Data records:
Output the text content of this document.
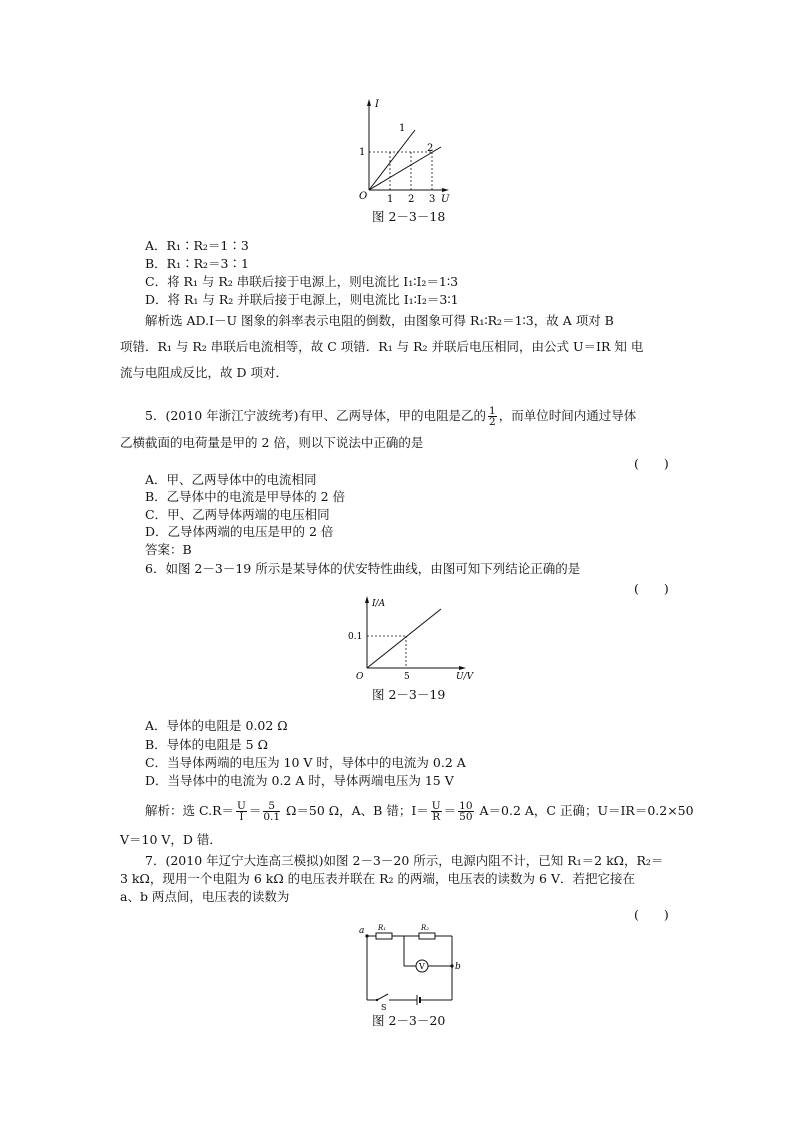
I
1
2
1
O 1 2 3 U
图 2－3－18
A．R₁∶R₂＝1∶3
B．R₁∶R₂＝3∶1
C．将 R₁ 与 R₂ 串联后接于电源上，则电流比 I₁∶I₂＝1∶3
D．将 R₁ 与 R₂ 并联后接于电源上，则电流比 I₁∶I₂＝3∶1
解析选 AD.I－U 图象的斜率表示电阻的倒数，由图象可得 R₁∶R₂＝1∶3，故 A 项对 B
项错．R₁ 与 R₂ 串联后电流相等，故 C 项错．R₁ 与 R₂ 并联后电压相同，由公式 U＝IR 知 电
流与电阻成反比，故 D 项对．
5．(2010 年浙江宁波统考)有甲、乙两导体，甲的电阻是乙的 $\frac{1}{2}$ ，而单位时间内通过导体
乙横截面的电荷量是甲的 2 倍，则以下说法中正确的是
(　　)
A．甲、乙两导体中的电流相同
B．乙导体中的电流是甲导体的 2 倍
C．甲、乙两导体两端的电压相同
D．乙导体两端的电压是甲的 2 倍
答案：B
6．如图 2－3－19 所示是某导体的伏安特性曲线，由图可知下列结论正确的是
(　　)
I/A
0.1
O	5	U/V
图 2－3－19
A．导体的电阻是 0.02 Ω
B．导体的电阻是 5 Ω
C．当导体两端的电压为 10 V 时，导体中的电流为 0.2 A
D．当导体中的电流为 0.2 A 时，导体两端电压为 15 V
解析：选 $C.R= \frac{U}{I} = \frac{5}{0.1} \Omega=50$ Ω，A、B 错；$I= \frac{U}{R} = \frac{10}{50} A=0.2$ A，C 正确；U＝IR＝0.2×50
V＝10 V，D 错．
7．(2010 年辽宁大连高三模拟)如图 2－3－20 所示，电源内阻不计，已知 R₁＝2 kΩ，R₂＝
3 kΩ，现用一个电阻为 6 kΩ 的电压表并联在 R₂ 的两端，电压表的读数为 6 V．若把它接在
a、b 两点间，电压表的读数为
(　　)
V
a R₁	R₂
b
S
图 2－3－20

Given problem: Print each entry shown above with exact wording and no pictures.

Completed task:
Output the text content of this document.
I
1
2
1
O 1 2 3 U
图 2－3－18
A．R₁∶R₂＝1∶3
B．R₁∶R₂＝3∶1
C．将 R₁ 与 R₂ 串联后接于电源上，则电流比 I₁∶I₂＝1∶3
D．将 R₁ 与 R₂ 并联后接于电源上，则电流比 I₁∶I₂＝3∶1
解析选 AD.I－U 图象的斜率表示电阻的倒数，由图象可得 R₁∶R₂＝1∶3，故 A 项对 B
项错．R₁ 与 R₂ 串联后电流相等，故 C 项错．R₁ 与 R₂ 并联后电压相同，由公式 U＝IR 知 电
流与电阻成反比，故 D 项对．
5．(2010 年浙江宁波统考)有甲、乙两导体，甲的电阻是乙的 $\frac{1}{2}$ ，而单位时间内通过导体
乙横截面的电荷量是甲的 2 倍，则以下说法中正确的是
(　　)
A．甲、乙两导体中的电流相同
B．乙导体中的电流是甲导体的 2 倍
C．甲、乙两导体两端的电压相同
D．乙导体两端的电压是甲的 2 倍
答案：B
6．如图 2－3－19 所示是某导体的伏安特性曲线，由图可知下列结论正确的是
(　　)
I/A
0.1
O	5	U/V
图 2－3－19
A．导体的电阻是 0.02 Ω
B．导体的电阻是 5 Ω
C．当导体两端的电压为 10 V 时，导体中的电流为 0.2 A
D．当导体中的电流为 0.2 A 时，导体两端电压为 15 V
解析：选 $C.R= \frac{U}{I} = \frac{5}{0.1} \Omega=50$ Ω，A、B 错；$I= \frac{U}{R} = \frac{10}{50} A=0.2$ A，C 正确；U＝IR＝0.2×50
V＝10 V，D 错．
7．(2010 年辽宁大连高三模拟)如图 2－3－20 所示，电源内阻不计，已知 R₁＝2 kΩ，R₂＝
3 kΩ，现用一个电阻为 6 kΩ 的电压表并联在 R₂ 的两端，电压表的读数为 6 V．若把它接在
a、b 两点间，电压表的读数为
(　　)
V
a R₁	R₂
b
S
图 2－3－20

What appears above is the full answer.